**What you will do:**
Using the data below, copy every line that contains the word "date".

☆ ☆ ☆ ☆

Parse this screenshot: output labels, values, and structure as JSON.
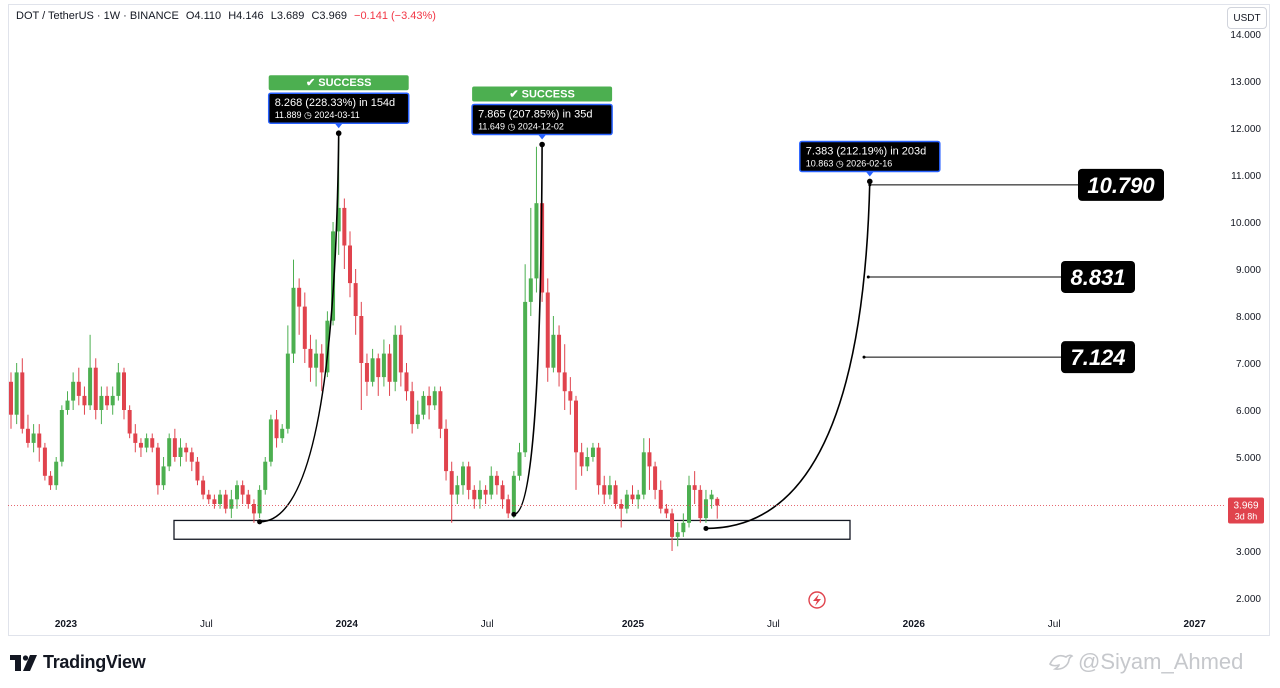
{
  "header": {
    "symbol": "DOT / TetherUS · 1W · BINANCE",
    "open": "O4.110",
    "high": "H4.146",
    "low": "L3.689",
    "close": "C3.969",
    "change": "−0.141 (−3.43%)"
  },
  "currency": "USDT",
  "last_price": {
    "value": "3.969",
    "countdown": "3d 8h"
  },
  "branding": {
    "logo_text": "TradingView",
    "author": "@Siyam_Ahmed"
  },
  "colors": {
    "up": "#26a69a",
    "candle_up": "#4caf50",
    "down": "#e0434d",
    "success": "#4caf50",
    "label_border": "#2962ff"
  },
  "chart_data": {
    "type": "candlestick",
    "ylim": [
      2.0,
      14.0
    ],
    "y_ticks": [
      "14.000",
      "13.000",
      "12.000",
      "11.000",
      "10.000",
      "9.000",
      "8.000",
      "7.000",
      "6.000",
      "5.000",
      "4.000",
      "3.000",
      "2.000"
    ],
    "x_ticks": [
      {
        "label": "2023",
        "date": "2023-01-02"
      },
      {
        "label": "Jul",
        "date": "2023-07-03"
      },
      {
        "label": "2024",
        "date": "2024-01-01"
      },
      {
        "label": "Jul",
        "date": "2024-07-01"
      },
      {
        "label": "2025",
        "date": "2025-01-06"
      },
      {
        "label": "Jul",
        "date": "2025-07-07"
      },
      {
        "label": "2026",
        "date": "2026-01-05"
      },
      {
        "label": "Jul",
        "date": "2026-07-06"
      },
      {
        "label": "2027",
        "date": "2027-01-04"
      }
    ],
    "candles": [
      {
        "o": 6.6,
        "c": 5.9,
        "h": 6.8,
        "l": 5.6
      },
      {
        "o": 5.9,
        "c": 6.8,
        "h": 7.0,
        "l": 5.7
      },
      {
        "o": 6.8,
        "c": 5.6,
        "h": 7.1,
        "l": 5.5
      },
      {
        "o": 5.6,
        "c": 5.3,
        "h": 5.9,
        "l": 5.2
      },
      {
        "o": 5.3,
        "c": 5.5,
        "h": 5.7,
        "l": 5.1
      },
      {
        "o": 5.5,
        "c": 5.2,
        "h": 5.7,
        "l": 4.9
      },
      {
        "o": 5.2,
        "c": 4.6,
        "h": 5.3,
        "l": 4.5
      },
      {
        "o": 4.6,
        "c": 4.4,
        "h": 4.7,
        "l": 4.3
      },
      {
        "o": 4.4,
        "c": 4.9,
        "h": 5.0,
        "l": 4.3
      },
      {
        "o": 4.9,
        "c": 6.0,
        "h": 6.1,
        "l": 4.8
      },
      {
        "o": 6.0,
        "c": 6.2,
        "h": 6.4,
        "l": 5.9
      },
      {
        "o": 6.2,
        "c": 6.6,
        "h": 6.8,
        "l": 6.0
      },
      {
        "o": 6.6,
        "c": 6.3,
        "h": 6.9,
        "l": 6.1
      },
      {
        "o": 6.3,
        "c": 6.1,
        "h": 6.5,
        "l": 5.9
      },
      {
        "o": 6.1,
        "c": 6.9,
        "h": 7.6,
        "l": 6.0
      },
      {
        "o": 6.9,
        "c": 6.0,
        "h": 7.1,
        "l": 5.8
      },
      {
        "o": 6.0,
        "c": 6.3,
        "h": 6.5,
        "l": 5.7
      },
      {
        "o": 6.3,
        "c": 6.1,
        "h": 6.5,
        "l": 6.0
      },
      {
        "o": 6.1,
        "c": 6.3,
        "h": 6.5,
        "l": 5.9
      },
      {
        "o": 6.3,
        "c": 6.8,
        "h": 7.0,
        "l": 6.2
      },
      {
        "o": 6.8,
        "c": 6.0,
        "h": 6.9,
        "l": 5.8
      },
      {
        "o": 6.0,
        "c": 5.5,
        "h": 6.1,
        "l": 5.4
      },
      {
        "o": 5.5,
        "c": 5.3,
        "h": 5.7,
        "l": 5.1
      },
      {
        "o": 5.3,
        "c": 5.2,
        "h": 5.4,
        "l": 5.0
      },
      {
        "o": 5.2,
        "c": 5.4,
        "h": 5.5,
        "l": 5.1
      },
      {
        "o": 5.4,
        "c": 5.2,
        "h": 5.5,
        "l": 5.1
      },
      {
        "o": 5.2,
        "c": 4.4,
        "h": 5.3,
        "l": 4.2
      },
      {
        "o": 4.4,
        "c": 4.8,
        "h": 5.0,
        "l": 4.3
      },
      {
        "o": 4.8,
        "c": 5.4,
        "h": 5.5,
        "l": 4.7
      },
      {
        "o": 5.4,
        "c": 5.0,
        "h": 5.6,
        "l": 4.9
      },
      {
        "o": 5.0,
        "c": 5.2,
        "h": 5.4,
        "l": 4.8
      },
      {
        "o": 5.2,
        "c": 5.1,
        "h": 5.3,
        "l": 4.9
      },
      {
        "o": 5.1,
        "c": 4.9,
        "h": 5.2,
        "l": 4.7
      },
      {
        "o": 4.9,
        "c": 4.5,
        "h": 5.0,
        "l": 4.4
      },
      {
        "o": 4.5,
        "c": 4.2,
        "h": 4.6,
        "l": 4.1
      },
      {
        "o": 4.2,
        "c": 4.1,
        "h": 4.3,
        "l": 4.0
      },
      {
        "o": 4.1,
        "c": 4.0,
        "h": 4.2,
        "l": 3.9
      },
      {
        "o": 4.0,
        "c": 4.2,
        "h": 4.3,
        "l": 3.9
      },
      {
        "o": 4.2,
        "c": 3.9,
        "h": 4.3,
        "l": 3.8
      },
      {
        "o": 3.9,
        "c": 4.1,
        "h": 4.3,
        "l": 3.7
      },
      {
        "o": 4.1,
        "c": 4.4,
        "h": 4.5,
        "l": 3.9
      },
      {
        "o": 4.4,
        "c": 4.2,
        "h": 4.5,
        "l": 4.0
      },
      {
        "o": 4.2,
        "c": 4.0,
        "h": 4.3,
        "l": 3.9
      },
      {
        "o": 4.0,
        "c": 3.8,
        "h": 4.1,
        "l": 3.6
      },
      {
        "o": 3.8,
        "c": 4.3,
        "h": 4.4,
        "l": 3.7
      },
      {
        "o": 4.3,
        "c": 4.9,
        "h": 5.0,
        "l": 4.2
      },
      {
        "o": 4.9,
        "c": 5.8,
        "h": 5.9,
        "l": 4.8
      },
      {
        "o": 5.8,
        "c": 5.4,
        "h": 6.0,
        "l": 5.2
      },
      {
        "o": 5.4,
        "c": 5.6,
        "h": 5.7,
        "l": 5.3
      },
      {
        "o": 5.6,
        "c": 7.2,
        "h": 7.8,
        "l": 5.5
      },
      {
        "o": 7.2,
        "c": 8.6,
        "h": 9.2,
        "l": 7.0
      },
      {
        "o": 8.6,
        "c": 8.2,
        "h": 8.8,
        "l": 7.6
      },
      {
        "o": 8.2,
        "c": 7.3,
        "h": 8.5,
        "l": 7.0
      },
      {
        "o": 7.3,
        "c": 6.9,
        "h": 7.6,
        "l": 6.6
      },
      {
        "o": 6.9,
        "c": 7.2,
        "h": 7.5,
        "l": 6.5
      },
      {
        "o": 7.2,
        "c": 6.8,
        "h": 7.4,
        "l": 6.4
      },
      {
        "o": 6.8,
        "c": 7.9,
        "h": 8.1,
        "l": 6.7
      },
      {
        "o": 7.9,
        "c": 9.8,
        "h": 10.0,
        "l": 7.8
      },
      {
        "o": 9.8,
        "c": 10.3,
        "h": 11.9,
        "l": 9.3
      },
      {
        "o": 10.3,
        "c": 9.5,
        "h": 10.5,
        "l": 9.0
      },
      {
        "o": 9.5,
        "c": 8.7,
        "h": 9.8,
        "l": 8.4
      },
      {
        "o": 8.7,
        "c": 8.0,
        "h": 9.0,
        "l": 7.6
      },
      {
        "o": 8.0,
        "c": 7.0,
        "h": 8.3,
        "l": 6.0
      },
      {
        "o": 7.0,
        "c": 6.6,
        "h": 7.2,
        "l": 6.3
      },
      {
        "o": 6.6,
        "c": 7.1,
        "h": 7.3,
        "l": 6.5
      },
      {
        "o": 7.1,
        "c": 6.7,
        "h": 7.2,
        "l": 6.3
      },
      {
        "o": 6.7,
        "c": 7.2,
        "h": 7.5,
        "l": 6.5
      },
      {
        "o": 7.2,
        "c": 6.6,
        "h": 7.4,
        "l": 6.3
      },
      {
        "o": 6.6,
        "c": 7.6,
        "h": 7.8,
        "l": 6.4
      },
      {
        "o": 7.6,
        "c": 6.8,
        "h": 7.8,
        "l": 6.5
      },
      {
        "o": 6.8,
        "c": 6.4,
        "h": 7.0,
        "l": 6.2
      },
      {
        "o": 6.4,
        "c": 5.7,
        "h": 6.6,
        "l": 5.5
      },
      {
        "o": 5.7,
        "c": 5.9,
        "h": 6.2,
        "l": 5.6
      },
      {
        "o": 5.9,
        "c": 6.3,
        "h": 6.4,
        "l": 5.8
      },
      {
        "o": 6.3,
        "c": 6.1,
        "h": 6.5,
        "l": 5.8
      },
      {
        "o": 6.1,
        "c": 6.4,
        "h": 6.5,
        "l": 6.0
      },
      {
        "o": 6.4,
        "c": 5.6,
        "h": 6.5,
        "l": 5.4
      },
      {
        "o": 5.6,
        "c": 4.7,
        "h": 5.8,
        "l": 4.5
      },
      {
        "o": 4.7,
        "c": 4.2,
        "h": 4.9,
        "l": 3.6
      },
      {
        "o": 4.2,
        "c": 4.4,
        "h": 4.6,
        "l": 4.0
      },
      {
        "o": 4.4,
        "c": 4.8,
        "h": 4.9,
        "l": 4.2
      },
      {
        "o": 4.8,
        "c": 4.3,
        "h": 4.9,
        "l": 4.1
      },
      {
        "o": 4.3,
        "c": 4.1,
        "h": 4.4,
        "l": 3.9
      },
      {
        "o": 4.1,
        "c": 4.3,
        "h": 4.5,
        "l": 3.9
      },
      {
        "o": 4.3,
        "c": 4.2,
        "h": 4.4,
        "l": 4.0
      },
      {
        "o": 4.2,
        "c": 4.6,
        "h": 4.8,
        "l": 4.1
      },
      {
        "o": 4.6,
        "c": 4.4,
        "h": 4.7,
        "l": 4.2
      },
      {
        "o": 4.4,
        "c": 4.1,
        "h": 4.5,
        "l": 3.9
      },
      {
        "o": 4.1,
        "c": 3.8,
        "h": 4.2,
        "l": 3.7
      },
      {
        "o": 3.8,
        "c": 4.6,
        "h": 4.7,
        "l": 3.7
      },
      {
        "o": 4.6,
        "c": 5.1,
        "h": 5.3,
        "l": 4.5
      },
      {
        "o": 5.1,
        "c": 8.3,
        "h": 9.1,
        "l": 5.0
      },
      {
        "o": 8.3,
        "c": 8.8,
        "h": 10.3,
        "l": 8.0
      },
      {
        "o": 8.8,
        "c": 10.4,
        "h": 11.6,
        "l": 8.5
      },
      {
        "o": 10.4,
        "c": 8.5,
        "h": 10.4,
        "l": 8.3
      },
      {
        "o": 8.5,
        "c": 6.9,
        "h": 8.8,
        "l": 6.6
      },
      {
        "o": 6.9,
        "c": 7.6,
        "h": 8.0,
        "l": 6.8
      },
      {
        "o": 7.6,
        "c": 6.8,
        "h": 7.8,
        "l": 6.5
      },
      {
        "o": 6.8,
        "c": 6.4,
        "h": 7.4,
        "l": 6.0
      },
      {
        "o": 6.4,
        "c": 6.2,
        "h": 6.7,
        "l": 5.9
      },
      {
        "o": 6.2,
        "c": 5.1,
        "h": 6.3,
        "l": 4.3
      },
      {
        "o": 5.1,
        "c": 4.8,
        "h": 5.3,
        "l": 4.6
      },
      {
        "o": 4.8,
        "c": 5.0,
        "h": 5.2,
        "l": 4.7
      },
      {
        "o": 5.0,
        "c": 5.2,
        "h": 5.3,
        "l": 4.9
      },
      {
        "o": 5.2,
        "c": 4.4,
        "h": 5.3,
        "l": 4.2
      },
      {
        "o": 4.4,
        "c": 4.2,
        "h": 4.6,
        "l": 4.0
      },
      {
        "o": 4.2,
        "c": 4.4,
        "h": 4.6,
        "l": 4.1
      },
      {
        "o": 4.4,
        "c": 4.0,
        "h": 4.5,
        "l": 3.9
      },
      {
        "o": 4.0,
        "c": 3.9,
        "h": 4.1,
        "l": 3.5
      },
      {
        "o": 3.9,
        "c": 4.2,
        "h": 4.3,
        "l": 3.8
      },
      {
        "o": 4.2,
        "c": 4.1,
        "h": 4.4,
        "l": 4.0
      },
      {
        "o": 4.1,
        "c": 4.2,
        "h": 4.3,
        "l": 3.9
      },
      {
        "o": 4.2,
        "c": 5.1,
        "h": 5.4,
        "l": 4.1
      },
      {
        "o": 5.1,
        "c": 4.8,
        "h": 5.4,
        "l": 4.3
      },
      {
        "o": 4.8,
        "c": 4.3,
        "h": 4.9,
        "l": 4.1
      },
      {
        "o": 4.3,
        "c": 3.9,
        "h": 4.5,
        "l": 3.8
      },
      {
        "o": 3.9,
        "c": 3.8,
        "h": 4.0,
        "l": 3.7
      },
      {
        "o": 3.8,
        "c": 3.3,
        "h": 3.9,
        "l": 3.0
      },
      {
        "o": 3.3,
        "c": 3.4,
        "h": 3.6,
        "l": 3.1
      },
      {
        "o": 3.4,
        "c": 3.6,
        "h": 3.8,
        "l": 3.3
      },
      {
        "o": 3.6,
        "c": 4.4,
        "h": 4.6,
        "l": 3.5
      },
      {
        "o": 4.4,
        "c": 4.3,
        "h": 4.7,
        "l": 4.0
      },
      {
        "o": 4.3,
        "c": 3.7,
        "h": 4.4,
        "l": 3.6
      },
      {
        "o": 3.7,
        "c": 4.1,
        "h": 4.3,
        "l": 3.6
      },
      {
        "o": 4.1,
        "c": 4.2,
        "h": 4.3,
        "l": 3.9
      },
      {
        "o": 4.11,
        "c": 3.969,
        "h": 4.146,
        "l": 3.689
      }
    ],
    "annotations": {
      "success_label": "✔ SUCCESS",
      "moves": [
        {
          "line1": "8.268 (228.33%) in 154d",
          "line2": "11.889 ◷ 2024-03-11",
          "badge": true,
          "start_index": 44,
          "end_index": 58,
          "start_value": 3.62,
          "end_value": 11.889
        },
        {
          "line1": "7.865 (207.85%) in 35d",
          "line2": "11.649 ◷ 2024-12-02",
          "badge": true,
          "start_index": 89,
          "end_index": 94,
          "start_value": 3.78,
          "end_value": 11.649
        },
        {
          "line1": "7.383 (212.19%) in 203d",
          "line2": "10.863 ◷ 2026-02-16",
          "badge": false,
          "start_index": 123,
          "end_index": 152,
          "start_value": 3.48,
          "end_value": 10.863
        }
      ],
      "targets": [
        {
          "label": "10.790",
          "value": 10.79,
          "curve_t": 1.0
        },
        {
          "label": "8.831",
          "value": 8.831,
          "curve_t": 0.94
        },
        {
          "label": "7.124",
          "value": 7.124,
          "curve_t": 0.85
        }
      ],
      "support_zone": {
        "top": 3.65,
        "bottom": 3.25,
        "start_index": 24,
        "end_index": 132
      }
    }
  }
}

☆ ☆ ☆ ☆

**Written answer:**
        "date": "2023-01-02"
        "date": "2023-07-03"
        "date": "2024-01-01"
        "date": "2024-07-01"
        "date": "2025-01-06"
        "date": "2025-07-07"
        "date": "2026-01-05"
        "date": "2026-07-06"
        "date": "2027-01-04"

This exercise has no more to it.